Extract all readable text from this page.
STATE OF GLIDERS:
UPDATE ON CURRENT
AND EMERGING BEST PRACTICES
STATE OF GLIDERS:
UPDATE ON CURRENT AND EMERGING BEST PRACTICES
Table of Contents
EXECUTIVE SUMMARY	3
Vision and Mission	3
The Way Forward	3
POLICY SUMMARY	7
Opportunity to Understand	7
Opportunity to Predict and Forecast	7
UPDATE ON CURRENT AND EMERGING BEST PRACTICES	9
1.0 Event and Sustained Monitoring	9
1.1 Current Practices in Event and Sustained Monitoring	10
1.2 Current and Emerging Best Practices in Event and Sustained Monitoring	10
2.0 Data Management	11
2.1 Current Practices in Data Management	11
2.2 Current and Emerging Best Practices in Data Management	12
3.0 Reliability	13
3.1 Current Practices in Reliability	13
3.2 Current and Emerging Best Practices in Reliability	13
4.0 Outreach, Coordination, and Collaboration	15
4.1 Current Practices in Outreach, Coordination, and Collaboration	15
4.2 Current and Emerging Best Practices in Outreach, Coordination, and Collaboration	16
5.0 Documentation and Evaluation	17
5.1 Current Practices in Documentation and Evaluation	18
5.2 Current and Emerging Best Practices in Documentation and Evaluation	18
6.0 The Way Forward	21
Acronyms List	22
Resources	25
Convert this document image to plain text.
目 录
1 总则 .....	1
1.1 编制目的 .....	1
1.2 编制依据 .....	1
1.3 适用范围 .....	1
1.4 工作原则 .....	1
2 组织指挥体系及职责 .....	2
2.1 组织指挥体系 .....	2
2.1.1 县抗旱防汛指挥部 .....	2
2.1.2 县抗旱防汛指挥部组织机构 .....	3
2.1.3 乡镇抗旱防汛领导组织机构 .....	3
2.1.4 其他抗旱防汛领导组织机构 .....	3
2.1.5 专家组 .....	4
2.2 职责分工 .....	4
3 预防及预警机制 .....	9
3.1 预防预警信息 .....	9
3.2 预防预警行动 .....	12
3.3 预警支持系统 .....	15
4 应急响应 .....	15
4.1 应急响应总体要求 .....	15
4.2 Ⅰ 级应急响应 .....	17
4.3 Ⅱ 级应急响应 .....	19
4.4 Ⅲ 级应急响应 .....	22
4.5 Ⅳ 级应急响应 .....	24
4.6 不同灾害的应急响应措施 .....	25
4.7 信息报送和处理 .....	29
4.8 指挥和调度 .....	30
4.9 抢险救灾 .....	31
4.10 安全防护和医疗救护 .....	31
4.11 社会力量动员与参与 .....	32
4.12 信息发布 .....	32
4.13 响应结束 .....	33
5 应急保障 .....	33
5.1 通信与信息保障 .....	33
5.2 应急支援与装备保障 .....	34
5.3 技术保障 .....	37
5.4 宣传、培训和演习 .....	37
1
···
Directions:
Give the lines from the one containing "Convert this document image to plain text." through the end of the entries again, exactly as written and with no other lines.

Result for this task:
Convert this document image to plain text.
目 录
1 总则 .....	1
1.1 编制目的 .....	1
1.2 编制依据 .....	1
1.3 适用范围 .....	1
1.4 工作原则 .....	1
2 组织指挥体系及职责 .....	2
2.1 组织指挥体系 .....	2
2.1.1 县抗旱防汛指挥部 .....	2
2.1.2 县抗旱防汛指挥部组织机构 .....	3
2.1.3 乡镇抗旱防汛领导组织机构 .....	3
2.1.4 其他抗旱防汛领导组织机构 .....	3
2.1.5 专家组 .....	4
2.2 职责分工 .....	4
3 预防及预警机制 .....	9
3.1 预防预警信息 .....	9
3.2 预防预警行动 .....	12
3.3 预警支持系统 .....	15
4 应急响应 .....	15
4.1 应急响应总体要求 .....	15
4.2 Ⅰ 级应急响应 .....	17
4.3 Ⅱ 级应急响应 .....	19
4.4 Ⅲ 级应急响应 .....	22
4.5 Ⅳ 级应急响应 .....	24
4.6 不同灾害的应急响应措施 .....	25
4.7 信息报送和处理 .....	29
4.8 指挥和调度 .....	30
4.9 抢险救灾 .....	31
4.10 安全防护和医疗救护 .....	31
4.11 社会力量动员与参与 .....	32
4.12 信息发布 .....	32
4.13 响应结束 .....	33
5 应急保障 .....	33
5.1 通信与信息保障 .....	33
5.2 应急支援与装备保障 .....	34
5.3 技术保障 .....	37
5.4 宣传、培训和演习 .....	37
1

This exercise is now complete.